→ EXERCISE REQUIREMENTS
Among the lines of this listing, determine how many contain the string "winners". Answer with the number only.
## start DATA SHOWN
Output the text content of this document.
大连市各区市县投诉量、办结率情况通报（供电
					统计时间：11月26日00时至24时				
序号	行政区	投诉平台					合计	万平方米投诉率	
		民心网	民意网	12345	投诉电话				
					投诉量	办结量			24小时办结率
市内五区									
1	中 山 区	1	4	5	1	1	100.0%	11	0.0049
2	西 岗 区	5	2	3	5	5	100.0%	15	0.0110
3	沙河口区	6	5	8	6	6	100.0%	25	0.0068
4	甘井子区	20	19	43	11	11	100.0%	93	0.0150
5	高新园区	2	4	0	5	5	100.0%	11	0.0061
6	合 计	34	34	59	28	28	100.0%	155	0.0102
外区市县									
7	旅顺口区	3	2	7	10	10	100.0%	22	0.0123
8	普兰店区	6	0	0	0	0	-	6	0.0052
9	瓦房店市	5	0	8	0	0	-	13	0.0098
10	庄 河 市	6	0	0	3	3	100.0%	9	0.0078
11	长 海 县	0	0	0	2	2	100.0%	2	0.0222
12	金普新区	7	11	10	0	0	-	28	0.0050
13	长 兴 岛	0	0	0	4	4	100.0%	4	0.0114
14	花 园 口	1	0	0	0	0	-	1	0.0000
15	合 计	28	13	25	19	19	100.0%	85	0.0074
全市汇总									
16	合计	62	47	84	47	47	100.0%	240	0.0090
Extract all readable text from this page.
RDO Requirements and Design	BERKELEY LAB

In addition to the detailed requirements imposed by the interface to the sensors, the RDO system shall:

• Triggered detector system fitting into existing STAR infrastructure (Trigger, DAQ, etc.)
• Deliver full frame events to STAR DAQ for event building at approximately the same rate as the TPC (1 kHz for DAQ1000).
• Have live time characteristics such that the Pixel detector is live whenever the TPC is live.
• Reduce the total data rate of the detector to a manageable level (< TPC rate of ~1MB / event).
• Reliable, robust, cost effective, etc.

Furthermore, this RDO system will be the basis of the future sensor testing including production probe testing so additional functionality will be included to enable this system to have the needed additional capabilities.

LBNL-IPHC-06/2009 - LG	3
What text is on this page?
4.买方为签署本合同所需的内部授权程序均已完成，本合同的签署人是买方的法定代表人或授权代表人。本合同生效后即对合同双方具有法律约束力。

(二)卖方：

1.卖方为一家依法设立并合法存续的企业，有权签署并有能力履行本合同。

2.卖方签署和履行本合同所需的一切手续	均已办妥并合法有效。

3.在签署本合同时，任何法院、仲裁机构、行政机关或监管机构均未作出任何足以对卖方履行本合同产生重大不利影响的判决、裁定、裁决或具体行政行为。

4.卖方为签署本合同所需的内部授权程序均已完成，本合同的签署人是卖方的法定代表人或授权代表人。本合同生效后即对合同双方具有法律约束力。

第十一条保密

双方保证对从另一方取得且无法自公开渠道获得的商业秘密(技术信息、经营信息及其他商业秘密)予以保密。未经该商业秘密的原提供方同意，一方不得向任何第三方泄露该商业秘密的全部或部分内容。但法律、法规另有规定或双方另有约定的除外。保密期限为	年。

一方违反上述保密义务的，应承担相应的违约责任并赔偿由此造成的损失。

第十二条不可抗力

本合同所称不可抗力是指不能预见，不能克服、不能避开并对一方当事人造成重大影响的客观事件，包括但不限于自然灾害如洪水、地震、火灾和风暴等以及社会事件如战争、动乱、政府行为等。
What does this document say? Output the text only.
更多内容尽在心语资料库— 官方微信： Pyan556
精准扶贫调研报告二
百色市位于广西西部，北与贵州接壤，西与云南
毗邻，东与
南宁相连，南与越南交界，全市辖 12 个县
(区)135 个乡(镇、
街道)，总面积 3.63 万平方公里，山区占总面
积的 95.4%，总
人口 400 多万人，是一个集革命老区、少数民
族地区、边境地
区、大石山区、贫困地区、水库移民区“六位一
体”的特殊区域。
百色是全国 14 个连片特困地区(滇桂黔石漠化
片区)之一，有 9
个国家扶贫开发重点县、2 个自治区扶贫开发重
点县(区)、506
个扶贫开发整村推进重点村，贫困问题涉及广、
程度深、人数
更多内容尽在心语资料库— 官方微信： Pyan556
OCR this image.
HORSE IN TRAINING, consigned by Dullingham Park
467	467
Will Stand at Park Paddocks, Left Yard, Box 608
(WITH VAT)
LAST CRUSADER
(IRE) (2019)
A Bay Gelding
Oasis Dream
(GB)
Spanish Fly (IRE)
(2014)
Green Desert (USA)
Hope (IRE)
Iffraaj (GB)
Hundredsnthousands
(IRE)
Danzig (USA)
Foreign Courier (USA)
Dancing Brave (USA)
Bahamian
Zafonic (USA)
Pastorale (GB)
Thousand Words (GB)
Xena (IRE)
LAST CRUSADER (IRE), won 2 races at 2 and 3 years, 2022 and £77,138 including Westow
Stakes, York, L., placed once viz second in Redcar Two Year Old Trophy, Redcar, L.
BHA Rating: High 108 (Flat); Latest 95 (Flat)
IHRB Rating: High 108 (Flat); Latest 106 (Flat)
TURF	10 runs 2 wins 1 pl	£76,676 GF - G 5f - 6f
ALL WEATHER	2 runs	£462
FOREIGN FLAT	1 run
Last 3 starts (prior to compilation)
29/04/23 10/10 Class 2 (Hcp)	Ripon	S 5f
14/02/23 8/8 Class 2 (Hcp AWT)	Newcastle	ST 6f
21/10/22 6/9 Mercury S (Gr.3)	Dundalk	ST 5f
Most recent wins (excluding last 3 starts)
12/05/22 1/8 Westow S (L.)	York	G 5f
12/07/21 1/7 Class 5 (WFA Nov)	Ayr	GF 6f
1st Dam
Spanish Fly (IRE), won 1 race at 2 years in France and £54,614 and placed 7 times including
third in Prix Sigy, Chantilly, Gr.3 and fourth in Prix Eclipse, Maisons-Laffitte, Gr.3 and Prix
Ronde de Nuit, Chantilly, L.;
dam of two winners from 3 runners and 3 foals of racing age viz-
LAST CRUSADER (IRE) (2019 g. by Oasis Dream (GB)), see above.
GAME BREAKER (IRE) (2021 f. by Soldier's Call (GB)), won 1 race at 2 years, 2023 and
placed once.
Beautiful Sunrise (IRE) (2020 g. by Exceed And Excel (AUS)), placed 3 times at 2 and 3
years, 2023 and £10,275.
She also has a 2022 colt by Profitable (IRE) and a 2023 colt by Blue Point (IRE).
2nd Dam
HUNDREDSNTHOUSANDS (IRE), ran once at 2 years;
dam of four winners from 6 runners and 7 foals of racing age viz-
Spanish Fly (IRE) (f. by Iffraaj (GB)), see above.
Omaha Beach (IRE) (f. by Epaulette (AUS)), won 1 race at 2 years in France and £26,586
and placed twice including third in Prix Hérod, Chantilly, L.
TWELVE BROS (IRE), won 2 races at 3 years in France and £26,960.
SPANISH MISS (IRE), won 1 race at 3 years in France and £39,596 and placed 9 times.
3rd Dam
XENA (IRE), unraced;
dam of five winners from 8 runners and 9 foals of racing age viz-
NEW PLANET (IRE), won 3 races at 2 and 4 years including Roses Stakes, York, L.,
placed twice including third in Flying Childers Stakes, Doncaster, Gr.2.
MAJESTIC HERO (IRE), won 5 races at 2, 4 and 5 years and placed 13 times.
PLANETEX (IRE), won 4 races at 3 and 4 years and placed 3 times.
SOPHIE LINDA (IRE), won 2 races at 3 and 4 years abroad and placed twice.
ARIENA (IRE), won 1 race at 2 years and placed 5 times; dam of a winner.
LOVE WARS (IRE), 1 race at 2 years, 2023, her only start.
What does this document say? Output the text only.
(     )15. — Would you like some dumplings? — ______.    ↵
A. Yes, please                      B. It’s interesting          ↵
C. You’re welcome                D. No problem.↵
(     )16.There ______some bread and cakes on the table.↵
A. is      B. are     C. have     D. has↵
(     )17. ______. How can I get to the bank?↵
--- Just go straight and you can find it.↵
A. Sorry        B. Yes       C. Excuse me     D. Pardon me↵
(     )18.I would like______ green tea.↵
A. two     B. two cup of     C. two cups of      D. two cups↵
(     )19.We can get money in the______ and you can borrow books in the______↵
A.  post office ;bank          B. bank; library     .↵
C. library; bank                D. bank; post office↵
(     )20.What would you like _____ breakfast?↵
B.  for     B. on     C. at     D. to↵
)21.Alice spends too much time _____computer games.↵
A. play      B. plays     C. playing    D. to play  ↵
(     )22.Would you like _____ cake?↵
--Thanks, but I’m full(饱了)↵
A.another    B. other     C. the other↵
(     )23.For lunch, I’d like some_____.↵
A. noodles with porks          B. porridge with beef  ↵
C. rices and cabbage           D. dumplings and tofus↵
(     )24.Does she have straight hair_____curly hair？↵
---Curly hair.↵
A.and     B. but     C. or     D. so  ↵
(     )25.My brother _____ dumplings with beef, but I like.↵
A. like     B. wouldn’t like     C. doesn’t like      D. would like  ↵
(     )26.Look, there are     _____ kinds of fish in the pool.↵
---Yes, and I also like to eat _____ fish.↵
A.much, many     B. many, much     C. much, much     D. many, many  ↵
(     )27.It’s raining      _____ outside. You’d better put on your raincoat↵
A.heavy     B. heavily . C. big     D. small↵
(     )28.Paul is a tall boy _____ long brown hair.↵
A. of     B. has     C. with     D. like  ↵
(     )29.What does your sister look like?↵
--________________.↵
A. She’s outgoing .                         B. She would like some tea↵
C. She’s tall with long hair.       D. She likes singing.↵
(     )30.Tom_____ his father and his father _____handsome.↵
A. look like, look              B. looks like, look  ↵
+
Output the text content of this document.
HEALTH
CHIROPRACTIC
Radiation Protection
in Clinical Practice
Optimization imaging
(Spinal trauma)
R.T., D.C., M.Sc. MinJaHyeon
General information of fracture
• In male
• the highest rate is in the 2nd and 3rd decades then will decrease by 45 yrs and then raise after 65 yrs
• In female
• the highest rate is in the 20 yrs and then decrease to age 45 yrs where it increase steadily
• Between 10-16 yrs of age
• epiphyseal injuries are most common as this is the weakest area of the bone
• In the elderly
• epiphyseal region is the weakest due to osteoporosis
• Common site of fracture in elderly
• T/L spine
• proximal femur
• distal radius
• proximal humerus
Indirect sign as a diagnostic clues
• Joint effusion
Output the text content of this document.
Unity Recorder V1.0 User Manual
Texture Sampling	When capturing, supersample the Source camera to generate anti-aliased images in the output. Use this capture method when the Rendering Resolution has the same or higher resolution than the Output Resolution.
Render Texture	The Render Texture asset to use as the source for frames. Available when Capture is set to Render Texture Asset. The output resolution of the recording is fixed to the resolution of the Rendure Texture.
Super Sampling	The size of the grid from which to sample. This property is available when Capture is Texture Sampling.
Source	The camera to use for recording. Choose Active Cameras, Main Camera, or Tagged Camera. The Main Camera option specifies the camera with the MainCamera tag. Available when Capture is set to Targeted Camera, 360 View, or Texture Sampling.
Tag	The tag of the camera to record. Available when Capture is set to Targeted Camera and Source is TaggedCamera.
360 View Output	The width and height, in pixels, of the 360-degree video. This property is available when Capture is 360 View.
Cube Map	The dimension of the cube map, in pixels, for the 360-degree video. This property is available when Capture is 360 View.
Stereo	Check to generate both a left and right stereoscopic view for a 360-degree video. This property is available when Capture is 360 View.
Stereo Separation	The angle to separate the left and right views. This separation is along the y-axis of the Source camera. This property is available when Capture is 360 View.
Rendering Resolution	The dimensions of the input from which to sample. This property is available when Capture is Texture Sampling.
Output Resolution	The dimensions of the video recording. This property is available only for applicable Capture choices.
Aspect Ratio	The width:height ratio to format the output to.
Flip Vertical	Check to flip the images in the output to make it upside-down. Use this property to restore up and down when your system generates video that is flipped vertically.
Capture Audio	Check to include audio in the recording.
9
## end DATA SHOWN
→ RESPONSE TO THIS EXERCISE
3